Set problem:
Present each line of the entries below that holds the word "прочитайте".

## Start Data to process

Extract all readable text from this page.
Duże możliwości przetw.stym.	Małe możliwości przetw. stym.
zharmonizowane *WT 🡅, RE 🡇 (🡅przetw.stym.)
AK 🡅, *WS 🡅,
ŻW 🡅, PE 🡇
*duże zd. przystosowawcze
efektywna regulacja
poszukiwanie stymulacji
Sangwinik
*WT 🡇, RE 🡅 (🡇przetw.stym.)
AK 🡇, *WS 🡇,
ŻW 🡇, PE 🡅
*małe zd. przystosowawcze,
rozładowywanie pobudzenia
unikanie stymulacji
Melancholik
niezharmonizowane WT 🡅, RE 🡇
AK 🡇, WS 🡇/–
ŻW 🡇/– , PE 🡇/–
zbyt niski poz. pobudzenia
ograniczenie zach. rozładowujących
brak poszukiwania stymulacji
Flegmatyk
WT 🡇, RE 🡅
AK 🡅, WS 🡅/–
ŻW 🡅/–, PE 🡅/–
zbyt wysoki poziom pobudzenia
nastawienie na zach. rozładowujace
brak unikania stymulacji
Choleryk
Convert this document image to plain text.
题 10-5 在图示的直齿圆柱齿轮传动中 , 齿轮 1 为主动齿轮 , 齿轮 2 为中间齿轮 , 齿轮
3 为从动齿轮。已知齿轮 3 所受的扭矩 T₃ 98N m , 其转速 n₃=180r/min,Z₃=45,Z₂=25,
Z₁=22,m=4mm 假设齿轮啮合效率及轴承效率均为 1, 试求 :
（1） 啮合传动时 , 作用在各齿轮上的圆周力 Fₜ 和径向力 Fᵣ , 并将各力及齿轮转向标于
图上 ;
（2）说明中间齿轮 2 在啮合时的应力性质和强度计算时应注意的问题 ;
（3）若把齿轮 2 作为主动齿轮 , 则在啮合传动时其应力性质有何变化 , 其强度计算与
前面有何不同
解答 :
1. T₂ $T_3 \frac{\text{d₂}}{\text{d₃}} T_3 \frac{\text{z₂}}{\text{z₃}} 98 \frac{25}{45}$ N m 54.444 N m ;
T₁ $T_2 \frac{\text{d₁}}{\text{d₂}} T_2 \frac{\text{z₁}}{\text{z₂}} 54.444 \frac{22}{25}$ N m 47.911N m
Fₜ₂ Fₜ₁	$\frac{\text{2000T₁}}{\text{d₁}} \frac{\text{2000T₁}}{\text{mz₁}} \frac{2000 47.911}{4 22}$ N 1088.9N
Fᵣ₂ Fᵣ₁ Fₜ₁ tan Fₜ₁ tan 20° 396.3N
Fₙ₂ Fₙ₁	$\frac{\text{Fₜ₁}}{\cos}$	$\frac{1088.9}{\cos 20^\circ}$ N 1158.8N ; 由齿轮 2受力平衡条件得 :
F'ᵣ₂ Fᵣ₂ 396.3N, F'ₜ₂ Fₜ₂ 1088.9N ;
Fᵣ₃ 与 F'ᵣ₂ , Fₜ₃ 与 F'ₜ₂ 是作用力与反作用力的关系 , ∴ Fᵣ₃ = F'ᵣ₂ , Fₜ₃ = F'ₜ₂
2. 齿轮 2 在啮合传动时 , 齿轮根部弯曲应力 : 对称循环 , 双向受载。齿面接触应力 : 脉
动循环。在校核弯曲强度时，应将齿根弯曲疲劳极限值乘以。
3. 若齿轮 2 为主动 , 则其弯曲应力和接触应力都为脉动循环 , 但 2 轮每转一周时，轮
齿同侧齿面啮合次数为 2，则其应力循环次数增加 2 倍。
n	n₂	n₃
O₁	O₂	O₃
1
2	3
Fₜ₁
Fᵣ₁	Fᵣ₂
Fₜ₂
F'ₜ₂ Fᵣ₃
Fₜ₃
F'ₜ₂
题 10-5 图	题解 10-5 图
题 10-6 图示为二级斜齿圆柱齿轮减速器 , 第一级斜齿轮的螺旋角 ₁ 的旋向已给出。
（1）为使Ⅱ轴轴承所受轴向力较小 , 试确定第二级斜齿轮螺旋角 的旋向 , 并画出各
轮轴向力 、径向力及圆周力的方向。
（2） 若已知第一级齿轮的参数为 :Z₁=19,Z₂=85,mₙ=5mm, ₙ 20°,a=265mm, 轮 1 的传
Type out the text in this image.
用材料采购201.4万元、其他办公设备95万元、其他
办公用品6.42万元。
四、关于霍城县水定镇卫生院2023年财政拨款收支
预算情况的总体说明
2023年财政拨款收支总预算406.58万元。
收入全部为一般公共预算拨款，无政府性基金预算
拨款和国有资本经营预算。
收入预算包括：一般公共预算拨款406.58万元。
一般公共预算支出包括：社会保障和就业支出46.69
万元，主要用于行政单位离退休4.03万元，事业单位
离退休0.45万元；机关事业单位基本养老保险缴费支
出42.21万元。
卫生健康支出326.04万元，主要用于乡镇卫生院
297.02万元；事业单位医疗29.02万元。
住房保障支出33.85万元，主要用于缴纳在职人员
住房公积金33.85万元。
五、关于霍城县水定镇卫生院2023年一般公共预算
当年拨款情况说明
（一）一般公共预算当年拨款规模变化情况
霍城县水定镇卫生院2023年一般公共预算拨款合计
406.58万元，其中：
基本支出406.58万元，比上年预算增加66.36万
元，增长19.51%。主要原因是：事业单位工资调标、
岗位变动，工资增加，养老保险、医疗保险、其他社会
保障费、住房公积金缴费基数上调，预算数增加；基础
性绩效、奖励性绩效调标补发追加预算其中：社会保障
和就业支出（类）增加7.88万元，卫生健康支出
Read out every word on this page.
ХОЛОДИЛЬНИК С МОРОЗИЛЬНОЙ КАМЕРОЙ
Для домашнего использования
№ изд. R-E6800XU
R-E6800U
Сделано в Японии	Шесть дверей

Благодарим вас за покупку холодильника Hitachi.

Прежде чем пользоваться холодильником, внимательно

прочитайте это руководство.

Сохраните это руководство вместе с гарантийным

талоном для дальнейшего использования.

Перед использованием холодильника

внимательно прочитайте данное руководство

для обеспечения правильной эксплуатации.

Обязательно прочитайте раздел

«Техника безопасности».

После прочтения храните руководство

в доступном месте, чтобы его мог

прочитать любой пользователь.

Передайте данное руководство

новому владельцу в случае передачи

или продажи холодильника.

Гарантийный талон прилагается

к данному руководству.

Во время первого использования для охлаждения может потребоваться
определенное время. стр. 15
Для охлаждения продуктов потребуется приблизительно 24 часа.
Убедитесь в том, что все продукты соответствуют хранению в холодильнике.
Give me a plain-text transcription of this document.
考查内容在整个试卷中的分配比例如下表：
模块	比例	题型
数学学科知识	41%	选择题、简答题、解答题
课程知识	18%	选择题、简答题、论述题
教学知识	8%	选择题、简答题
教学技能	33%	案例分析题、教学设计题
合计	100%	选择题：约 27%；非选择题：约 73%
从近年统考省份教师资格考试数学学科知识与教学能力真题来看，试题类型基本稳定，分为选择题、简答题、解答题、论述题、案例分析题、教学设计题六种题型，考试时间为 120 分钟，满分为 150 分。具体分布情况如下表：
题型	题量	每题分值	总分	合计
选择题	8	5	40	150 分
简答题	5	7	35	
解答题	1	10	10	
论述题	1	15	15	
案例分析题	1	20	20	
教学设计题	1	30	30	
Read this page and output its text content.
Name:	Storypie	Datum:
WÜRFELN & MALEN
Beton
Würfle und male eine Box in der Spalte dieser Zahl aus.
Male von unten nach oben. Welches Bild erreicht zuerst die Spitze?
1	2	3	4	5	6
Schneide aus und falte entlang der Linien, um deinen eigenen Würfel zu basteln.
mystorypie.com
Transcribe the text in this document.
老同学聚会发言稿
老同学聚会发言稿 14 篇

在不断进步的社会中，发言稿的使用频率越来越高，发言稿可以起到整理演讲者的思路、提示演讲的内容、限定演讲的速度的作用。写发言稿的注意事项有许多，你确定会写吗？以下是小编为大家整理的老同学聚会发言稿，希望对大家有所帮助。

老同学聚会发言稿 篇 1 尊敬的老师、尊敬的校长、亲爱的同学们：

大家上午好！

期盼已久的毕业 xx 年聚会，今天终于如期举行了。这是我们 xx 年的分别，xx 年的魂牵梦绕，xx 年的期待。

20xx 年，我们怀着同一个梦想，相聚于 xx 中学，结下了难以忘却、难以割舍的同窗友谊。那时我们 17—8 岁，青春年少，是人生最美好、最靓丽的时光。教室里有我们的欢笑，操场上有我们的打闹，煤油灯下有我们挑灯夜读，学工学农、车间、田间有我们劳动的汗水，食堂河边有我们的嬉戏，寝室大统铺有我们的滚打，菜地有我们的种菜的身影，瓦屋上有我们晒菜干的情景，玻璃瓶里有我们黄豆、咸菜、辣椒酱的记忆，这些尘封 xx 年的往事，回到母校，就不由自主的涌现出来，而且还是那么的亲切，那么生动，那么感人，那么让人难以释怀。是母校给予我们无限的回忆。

## End Data to process

Exercise output:
прочитайте это руководство.
внимательно прочитайте данное руководство
Обязательно прочитайте раздел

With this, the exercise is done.